• STATED GOAL A: List every row from the line containing "created-date: Created at 2030-06-15 11:11:11 [65, 187, 431, 220]" down to the line containing "link-icon [1265, 876, 1299, 896]" as a numbered list, including both of those lines and leaving out any blank lines.

• DOCUMENT PASSAGE:
But I did find a neat Pirate Tune / Doctor Who mashup that looked like fun
so sing it in good health and enjoy the D.W. clips.
Force yourself.
It will be worth it.
“The Pirates That Don’t Do Anything”
we are the pirates we don’t do anything
we just stay at home, and lie around
and if you ask us, to do anything
we’ll just tell you, we don’t do anything
well I’ve never been to Greenland
and I’ve never been to Denver
and I’ve never buried treasure in ST Louie or ST Paul
and I’ve never been to Moscow
and I’ve never been to Tampa
and I’ve never been to Boston in the fall
we are the pirates we don’t do anything
we just stay at home, and lie around
and if you ask us, to do anything
we’ll just tell you, we don’t do anything
and I’ve never hoist the main sail
and I’ve never swabbed the poop deck
and I’ve never veered starboard, cause I’ve never sailed at all
and I’ve never walked the gang plank
and I’ve never owned a parrot.

• STATED GOAL B: Rewrite everything in the pirate song passage from "But I did find" down to "be worth it.", putting "medley" in place of "mashup".

• MATERIAL:
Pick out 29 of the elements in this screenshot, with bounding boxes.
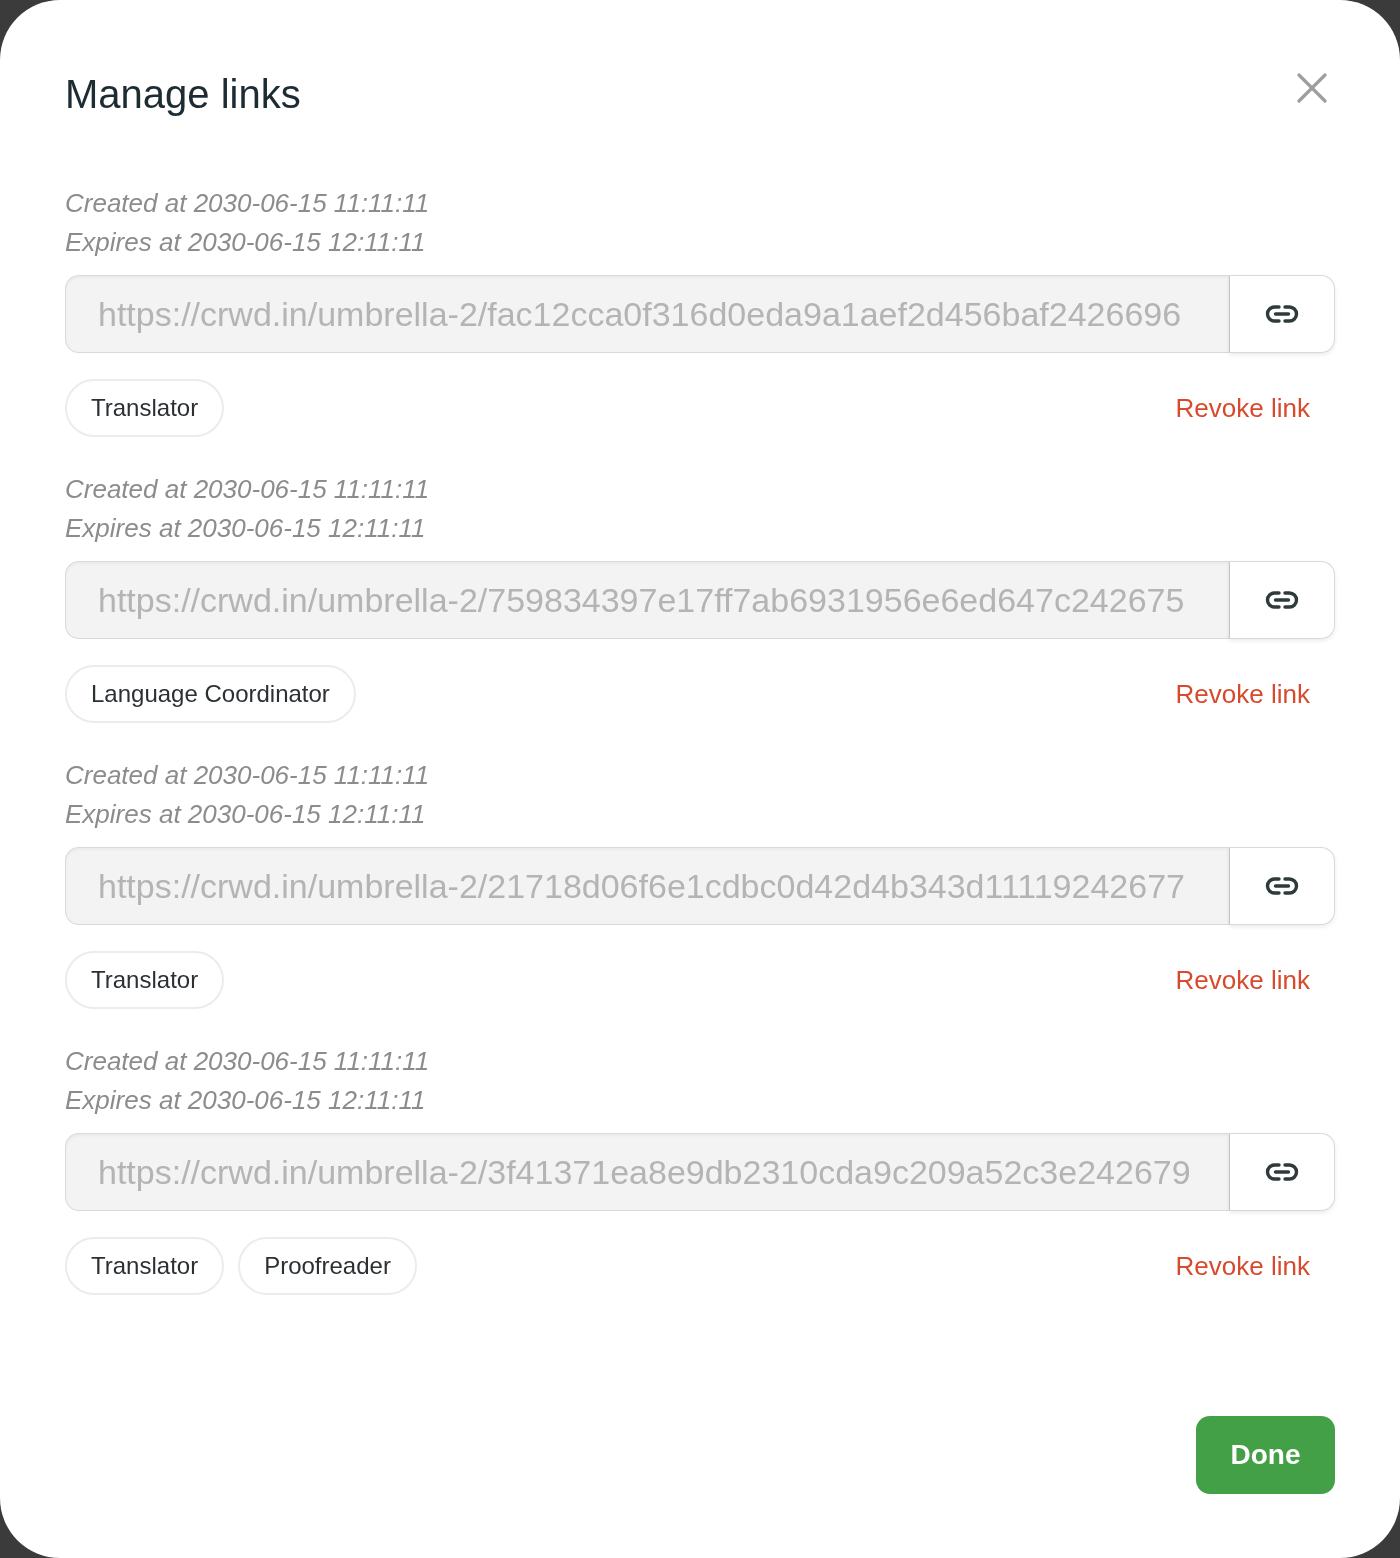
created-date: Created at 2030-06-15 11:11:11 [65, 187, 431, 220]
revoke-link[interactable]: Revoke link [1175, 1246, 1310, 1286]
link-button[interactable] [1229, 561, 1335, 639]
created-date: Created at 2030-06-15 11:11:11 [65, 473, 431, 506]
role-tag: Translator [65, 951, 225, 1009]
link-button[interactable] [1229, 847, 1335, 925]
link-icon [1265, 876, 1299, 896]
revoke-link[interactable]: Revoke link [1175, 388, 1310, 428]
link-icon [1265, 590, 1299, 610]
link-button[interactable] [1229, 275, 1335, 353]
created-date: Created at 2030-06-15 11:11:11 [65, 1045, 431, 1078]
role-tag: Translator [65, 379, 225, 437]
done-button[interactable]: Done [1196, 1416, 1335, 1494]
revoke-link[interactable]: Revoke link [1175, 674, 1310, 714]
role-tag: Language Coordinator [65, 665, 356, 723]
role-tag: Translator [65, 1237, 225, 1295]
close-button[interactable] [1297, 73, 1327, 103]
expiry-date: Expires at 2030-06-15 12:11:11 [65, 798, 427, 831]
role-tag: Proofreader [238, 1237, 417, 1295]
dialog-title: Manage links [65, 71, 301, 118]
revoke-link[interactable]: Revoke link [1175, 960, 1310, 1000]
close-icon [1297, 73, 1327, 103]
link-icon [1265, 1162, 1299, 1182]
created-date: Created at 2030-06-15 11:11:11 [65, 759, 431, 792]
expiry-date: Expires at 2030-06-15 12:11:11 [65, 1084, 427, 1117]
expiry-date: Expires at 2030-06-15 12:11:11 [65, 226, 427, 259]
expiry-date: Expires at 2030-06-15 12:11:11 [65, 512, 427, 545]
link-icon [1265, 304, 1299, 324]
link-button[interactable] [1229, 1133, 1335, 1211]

• FULL ANSWER A:
1. created-date: Created at 2030-06-15 11:11:11 [65, 187, 431, 220]
2. revoke-link[interactable]: Revoke link [1175, 1246, 1310, 1286]
3. link-button[interactable] [1229, 561, 1335, 639]
4. created-date: Created at 2030-06-15 11:11:11 [65, 473, 431, 506]
5. role-tag: Translator [65, 951, 225, 1009]
6. link-button[interactable] [1229, 847, 1335, 925]
7. link-icon [1265, 876, 1299, 896]

• FULL ANSWER B:
But I did find a neat Pirate Tune / Doctor Who medley that looked like fun
so sing it in good health and enjoy the D.W. clips.
Force yourself.
It will be worth it.